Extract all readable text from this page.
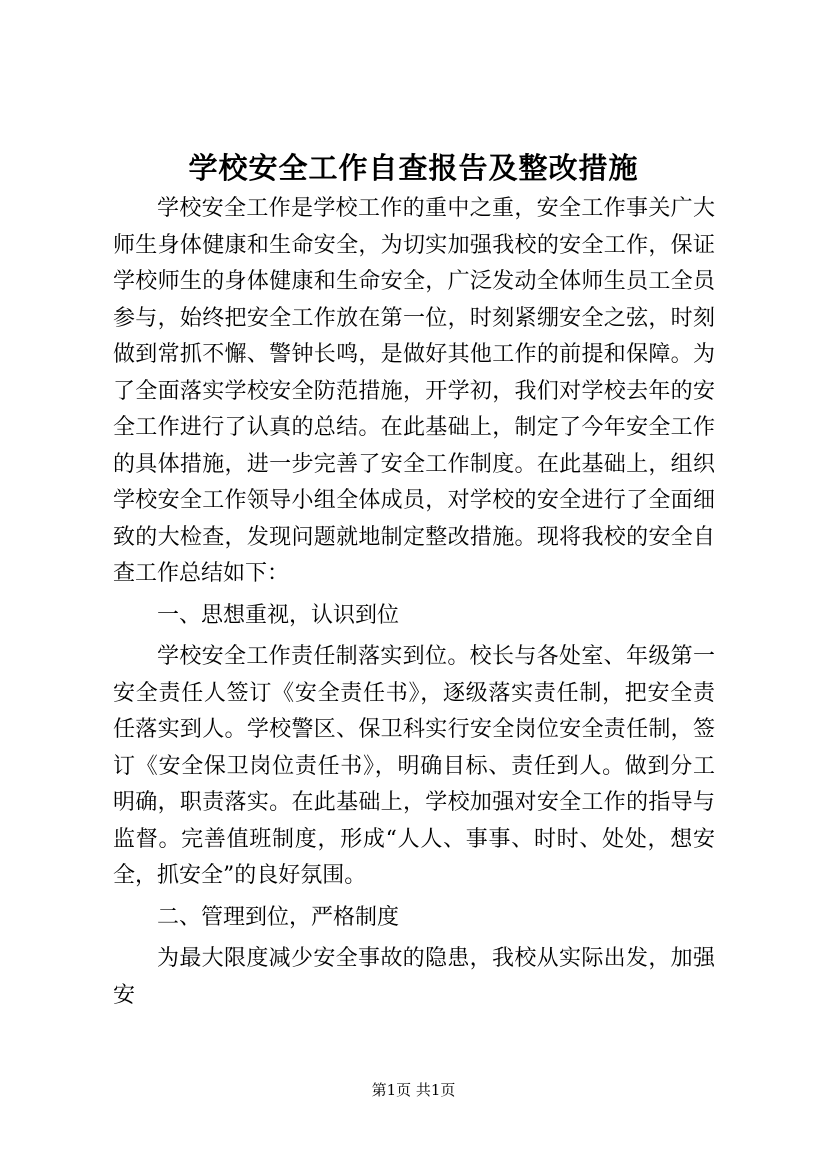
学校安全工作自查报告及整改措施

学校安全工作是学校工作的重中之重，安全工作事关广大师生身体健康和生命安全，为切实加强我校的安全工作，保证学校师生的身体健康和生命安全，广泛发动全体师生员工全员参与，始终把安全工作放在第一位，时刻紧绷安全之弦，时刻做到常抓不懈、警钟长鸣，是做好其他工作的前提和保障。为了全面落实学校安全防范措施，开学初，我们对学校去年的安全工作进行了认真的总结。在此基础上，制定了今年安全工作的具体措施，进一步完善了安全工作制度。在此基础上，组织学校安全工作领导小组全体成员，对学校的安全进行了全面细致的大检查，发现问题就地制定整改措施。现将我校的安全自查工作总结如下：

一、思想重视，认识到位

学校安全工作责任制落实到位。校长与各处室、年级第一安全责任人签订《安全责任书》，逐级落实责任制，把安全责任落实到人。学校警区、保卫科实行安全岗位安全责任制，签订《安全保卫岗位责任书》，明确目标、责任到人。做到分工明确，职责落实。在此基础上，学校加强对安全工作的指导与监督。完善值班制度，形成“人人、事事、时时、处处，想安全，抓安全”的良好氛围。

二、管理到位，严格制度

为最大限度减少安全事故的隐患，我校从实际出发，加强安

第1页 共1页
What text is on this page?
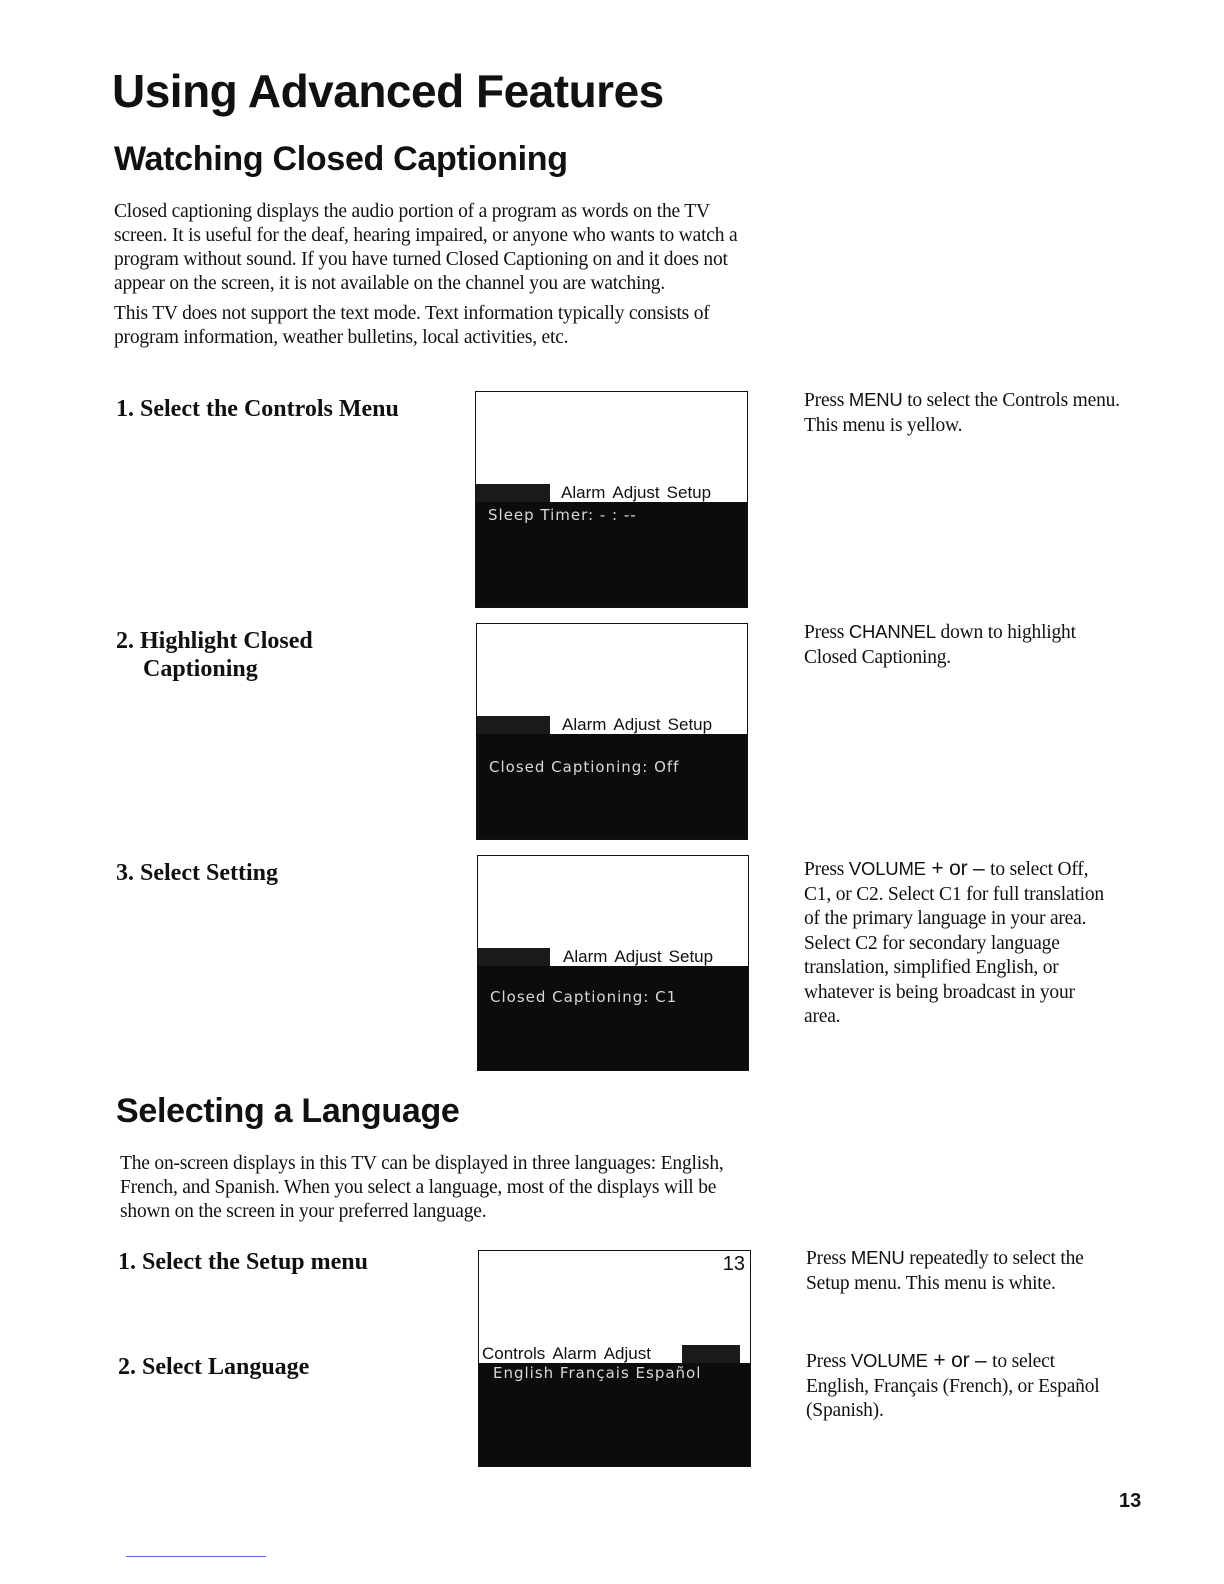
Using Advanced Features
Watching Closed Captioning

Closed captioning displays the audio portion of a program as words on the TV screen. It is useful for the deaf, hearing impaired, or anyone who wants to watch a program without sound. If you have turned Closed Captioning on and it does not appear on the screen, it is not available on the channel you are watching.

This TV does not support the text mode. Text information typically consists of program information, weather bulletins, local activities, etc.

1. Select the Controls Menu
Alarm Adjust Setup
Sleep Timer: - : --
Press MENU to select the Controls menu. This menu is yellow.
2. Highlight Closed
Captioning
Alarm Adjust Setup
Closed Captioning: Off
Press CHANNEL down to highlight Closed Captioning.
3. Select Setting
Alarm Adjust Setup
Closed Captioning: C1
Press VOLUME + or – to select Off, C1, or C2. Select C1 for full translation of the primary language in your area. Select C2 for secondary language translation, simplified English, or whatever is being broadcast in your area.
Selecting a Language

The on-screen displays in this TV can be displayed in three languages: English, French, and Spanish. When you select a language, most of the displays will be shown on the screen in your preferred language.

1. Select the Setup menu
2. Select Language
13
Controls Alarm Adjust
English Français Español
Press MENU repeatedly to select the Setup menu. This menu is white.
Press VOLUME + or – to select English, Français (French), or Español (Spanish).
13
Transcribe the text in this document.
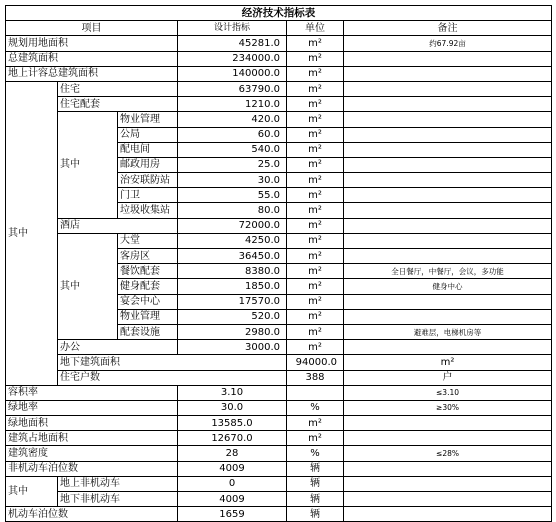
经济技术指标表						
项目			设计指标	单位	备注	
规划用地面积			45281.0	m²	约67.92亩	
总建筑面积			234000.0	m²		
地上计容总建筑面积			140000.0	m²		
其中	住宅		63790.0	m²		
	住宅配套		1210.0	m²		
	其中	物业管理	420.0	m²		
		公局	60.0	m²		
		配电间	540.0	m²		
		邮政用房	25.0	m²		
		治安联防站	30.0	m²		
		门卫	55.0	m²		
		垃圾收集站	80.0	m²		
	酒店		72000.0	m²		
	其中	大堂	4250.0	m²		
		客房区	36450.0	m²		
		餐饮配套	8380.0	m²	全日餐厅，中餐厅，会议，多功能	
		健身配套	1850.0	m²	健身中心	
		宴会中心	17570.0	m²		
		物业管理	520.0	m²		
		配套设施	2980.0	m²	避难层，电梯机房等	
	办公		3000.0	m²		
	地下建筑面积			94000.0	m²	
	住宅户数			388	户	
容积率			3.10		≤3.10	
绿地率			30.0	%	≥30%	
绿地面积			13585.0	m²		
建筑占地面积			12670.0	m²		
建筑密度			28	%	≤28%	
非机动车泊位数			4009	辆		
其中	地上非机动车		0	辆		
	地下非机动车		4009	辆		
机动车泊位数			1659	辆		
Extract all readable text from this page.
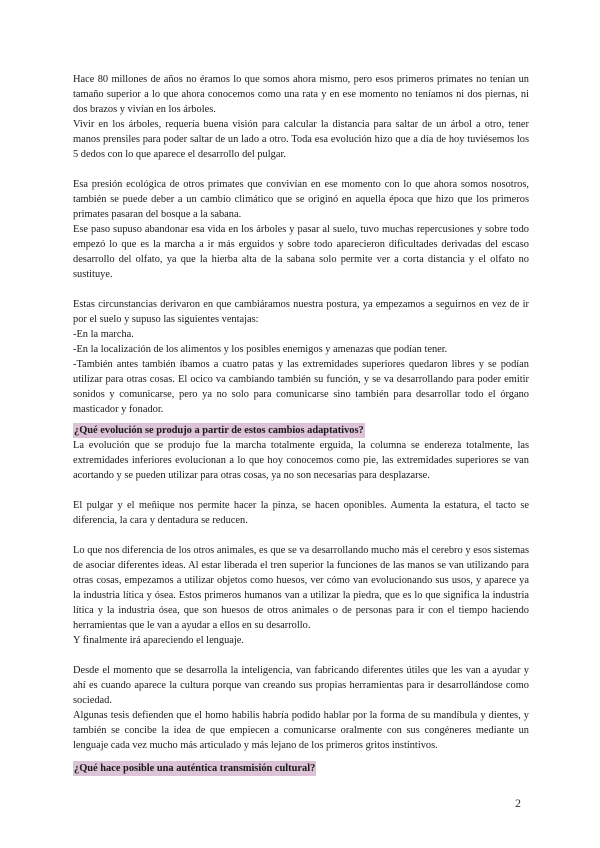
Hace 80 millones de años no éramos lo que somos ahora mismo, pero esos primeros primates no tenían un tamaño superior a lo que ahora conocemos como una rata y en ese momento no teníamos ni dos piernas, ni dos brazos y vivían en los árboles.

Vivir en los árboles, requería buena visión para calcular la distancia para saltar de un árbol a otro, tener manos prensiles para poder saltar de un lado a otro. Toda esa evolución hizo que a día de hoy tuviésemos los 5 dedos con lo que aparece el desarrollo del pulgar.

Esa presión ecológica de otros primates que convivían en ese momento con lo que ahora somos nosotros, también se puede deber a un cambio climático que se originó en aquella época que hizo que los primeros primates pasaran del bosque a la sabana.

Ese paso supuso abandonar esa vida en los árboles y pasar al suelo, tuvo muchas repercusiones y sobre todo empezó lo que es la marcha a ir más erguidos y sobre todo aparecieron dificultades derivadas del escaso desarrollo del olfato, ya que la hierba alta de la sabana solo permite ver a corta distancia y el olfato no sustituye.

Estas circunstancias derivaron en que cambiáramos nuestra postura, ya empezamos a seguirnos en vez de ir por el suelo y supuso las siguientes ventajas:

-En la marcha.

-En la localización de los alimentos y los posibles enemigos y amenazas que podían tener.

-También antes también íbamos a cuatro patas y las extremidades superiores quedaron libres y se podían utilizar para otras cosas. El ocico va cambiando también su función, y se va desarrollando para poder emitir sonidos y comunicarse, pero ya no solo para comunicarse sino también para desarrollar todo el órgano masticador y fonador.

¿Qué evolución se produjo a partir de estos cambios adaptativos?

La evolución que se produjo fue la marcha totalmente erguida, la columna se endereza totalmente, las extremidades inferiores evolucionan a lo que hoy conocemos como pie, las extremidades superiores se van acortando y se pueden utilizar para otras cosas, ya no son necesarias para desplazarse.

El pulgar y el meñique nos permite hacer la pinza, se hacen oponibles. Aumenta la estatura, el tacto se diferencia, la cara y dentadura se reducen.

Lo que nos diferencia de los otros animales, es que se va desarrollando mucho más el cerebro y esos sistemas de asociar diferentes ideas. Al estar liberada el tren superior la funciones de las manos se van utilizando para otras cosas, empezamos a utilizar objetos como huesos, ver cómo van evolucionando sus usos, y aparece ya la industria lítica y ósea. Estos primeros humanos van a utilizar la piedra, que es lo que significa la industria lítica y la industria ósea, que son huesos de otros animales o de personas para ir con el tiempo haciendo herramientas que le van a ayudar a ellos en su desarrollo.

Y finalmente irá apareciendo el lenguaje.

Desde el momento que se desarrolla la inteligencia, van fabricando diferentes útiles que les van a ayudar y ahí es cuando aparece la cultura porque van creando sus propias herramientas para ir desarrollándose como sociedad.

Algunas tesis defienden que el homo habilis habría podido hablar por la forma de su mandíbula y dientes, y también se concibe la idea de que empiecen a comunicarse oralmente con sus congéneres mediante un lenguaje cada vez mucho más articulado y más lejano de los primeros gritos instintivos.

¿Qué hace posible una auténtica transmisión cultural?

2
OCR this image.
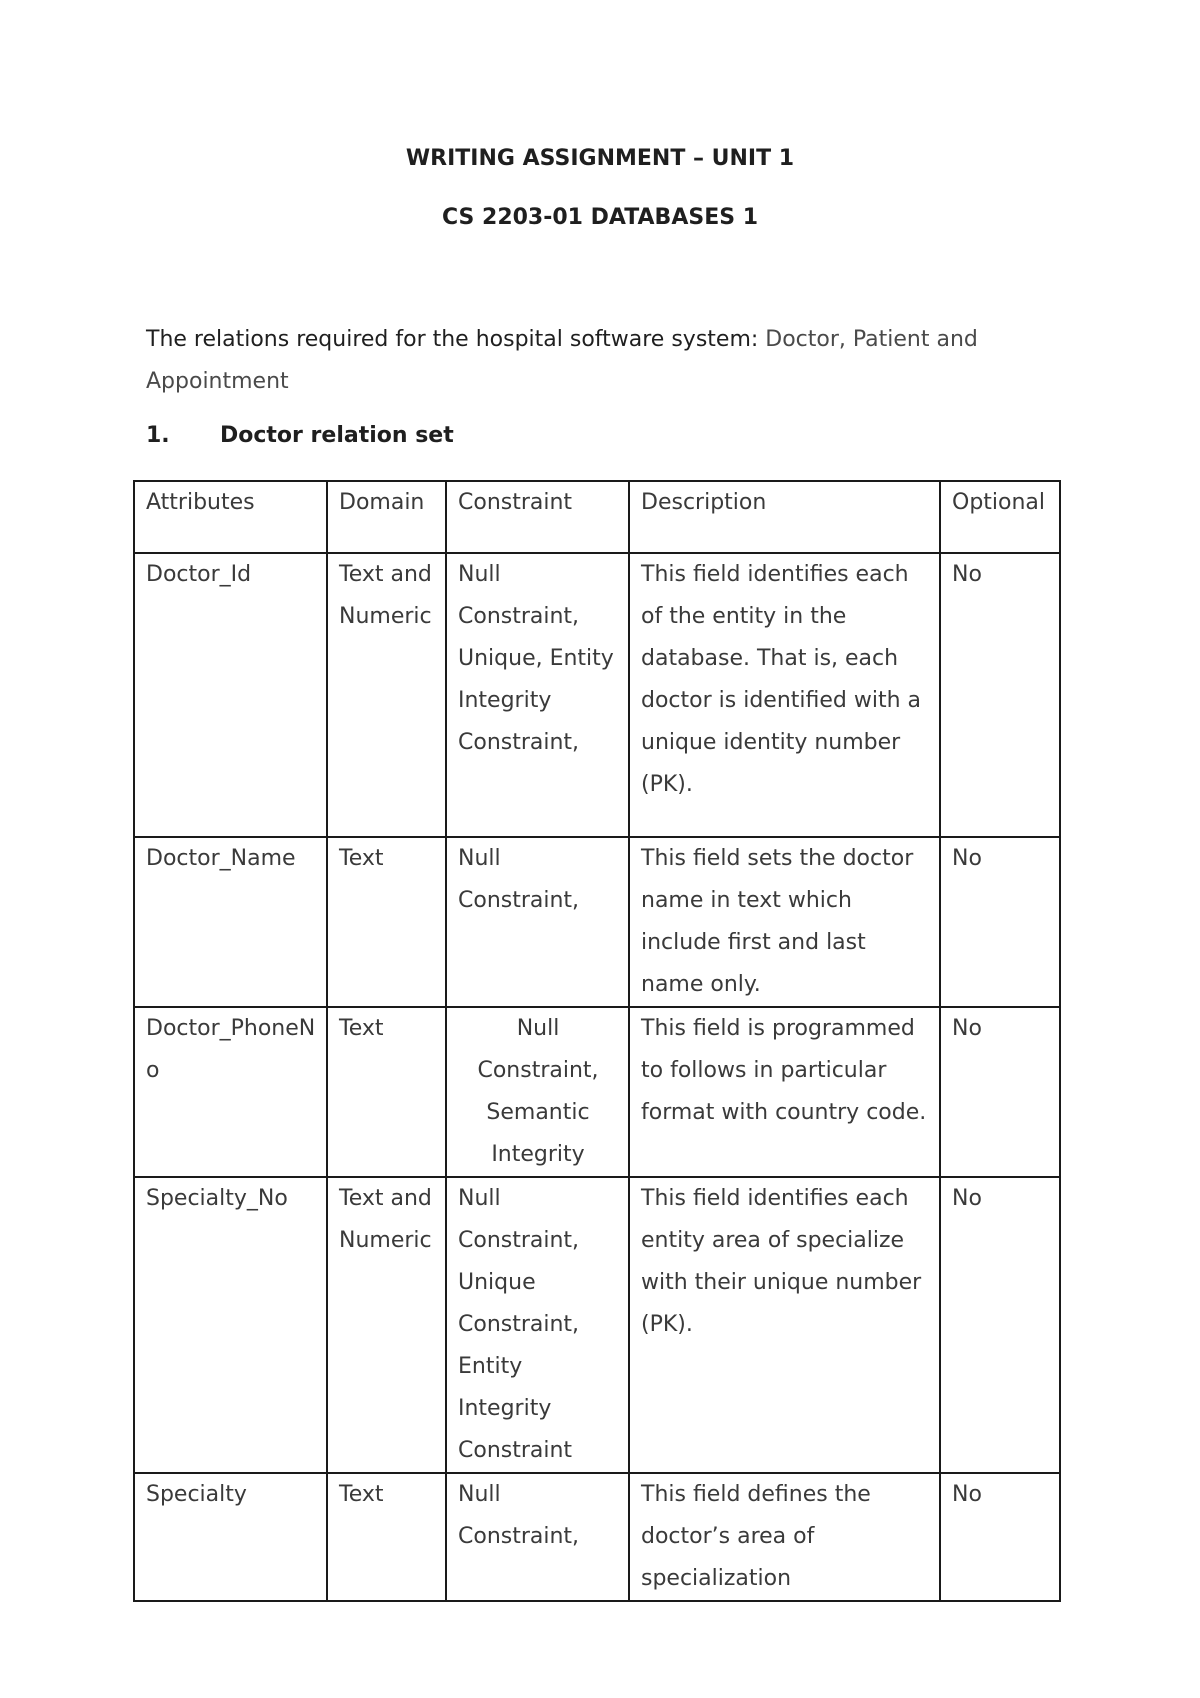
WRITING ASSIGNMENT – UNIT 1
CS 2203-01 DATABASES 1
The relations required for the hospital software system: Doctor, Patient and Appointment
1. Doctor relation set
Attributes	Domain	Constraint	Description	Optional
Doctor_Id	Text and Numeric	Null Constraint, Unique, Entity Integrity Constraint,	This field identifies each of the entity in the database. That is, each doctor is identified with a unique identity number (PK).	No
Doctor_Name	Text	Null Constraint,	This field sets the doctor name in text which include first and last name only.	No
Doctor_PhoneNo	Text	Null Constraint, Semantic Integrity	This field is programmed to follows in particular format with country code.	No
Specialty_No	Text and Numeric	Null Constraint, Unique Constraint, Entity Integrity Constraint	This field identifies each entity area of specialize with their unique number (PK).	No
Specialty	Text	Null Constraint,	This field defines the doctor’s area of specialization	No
———
**Short task:**
Your task is to retype the lines running from the one that contains "OCR this image." through the end of the records, and nothing else. Pictures are not part of the copy.

**Task result:**
OCR this image.
WRITING ASSIGNMENT – UNIT 1
CS 2203-01 DATABASES 1
The relations required for the hospital software system: Doctor, Patient and Appointment
1. Doctor relation set
Attributes	Domain	Constraint	Description	Optional
Doctor_Id	Text and Numeric	Null Constraint, Unique, Entity Integrity Constraint,	This field identifies each of the entity in the database. That is, each doctor is identified with a unique identity number (PK).	No
Doctor_Name	Text	Null Constraint,	This field sets the doctor name in text which include first and last name only.	No
Doctor_PhoneNo	Text	Null Constraint, Semantic Integrity	This field is programmed to follows in particular format with country code.	No
Specialty_No	Text and Numeric	Null Constraint, Unique Constraint, Entity Integrity Constraint	This field identifies each entity area of specialize with their unique number (PK).	No
Specialty	Text	Null Constraint,	This field defines the doctor’s area of specialization	No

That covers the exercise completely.